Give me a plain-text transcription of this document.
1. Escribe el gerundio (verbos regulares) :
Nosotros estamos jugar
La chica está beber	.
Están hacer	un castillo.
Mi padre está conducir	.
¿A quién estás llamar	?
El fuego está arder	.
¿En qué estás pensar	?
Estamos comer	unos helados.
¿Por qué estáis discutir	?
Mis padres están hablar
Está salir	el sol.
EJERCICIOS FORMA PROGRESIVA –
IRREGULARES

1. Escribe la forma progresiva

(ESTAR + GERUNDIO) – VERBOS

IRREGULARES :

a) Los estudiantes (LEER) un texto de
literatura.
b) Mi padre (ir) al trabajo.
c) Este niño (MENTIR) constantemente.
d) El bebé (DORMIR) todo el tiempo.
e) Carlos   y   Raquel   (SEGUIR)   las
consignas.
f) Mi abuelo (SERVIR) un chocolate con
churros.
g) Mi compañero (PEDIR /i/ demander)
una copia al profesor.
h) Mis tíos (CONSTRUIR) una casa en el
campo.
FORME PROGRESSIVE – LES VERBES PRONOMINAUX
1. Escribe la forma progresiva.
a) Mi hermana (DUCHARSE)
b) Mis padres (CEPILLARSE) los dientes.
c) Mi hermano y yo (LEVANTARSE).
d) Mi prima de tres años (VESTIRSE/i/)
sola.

◆ ◆ ◆

## Requirements
Print the complete listing again, exactly as it stands.

## The reply
Give me a plain-text transcription of this document.
1. Escribe el gerundio (verbos regulares) :
Nosotros estamos jugar
La chica está beber	.
Están hacer	un castillo.
Mi padre está conducir	.
¿A quién estás llamar	?
El fuego está arder	.
¿En qué estás pensar	?
Estamos comer	unos helados.
¿Por qué estáis discutir	?
Mis padres están hablar
Está salir	el sol.
EJERCICIOS FORMA PROGRESIVA –
IRREGULARES

1. Escribe la forma progresiva

(ESTAR + GERUNDIO) – VERBOS

IRREGULARES :

a) Los estudiantes (LEER) un texto de
literatura.
b) Mi padre (ir) al trabajo.
c) Este niño (MENTIR) constantemente.
d) El bebé (DORMIR) todo el tiempo.
e) Carlos   y   Raquel   (SEGUIR)   las
consignas.
f) Mi abuelo (SERVIR) un chocolate con
churros.
g) Mi compañero (PEDIR /i/ demander)
una copia al profesor.
h) Mis tíos (CONSTRUIR) una casa en el
campo.
FORME PROGRESSIVE – LES VERBES PRONOMINAUX
1. Escribe la forma progresiva.
a) Mi hermana (DUCHARSE)
b) Mis padres (CEPILLARSE) los dientes.
c) Mi hermano y yo (LEVANTARSE).
d) Mi prima de tres años (VESTIRSE/i/)
sola.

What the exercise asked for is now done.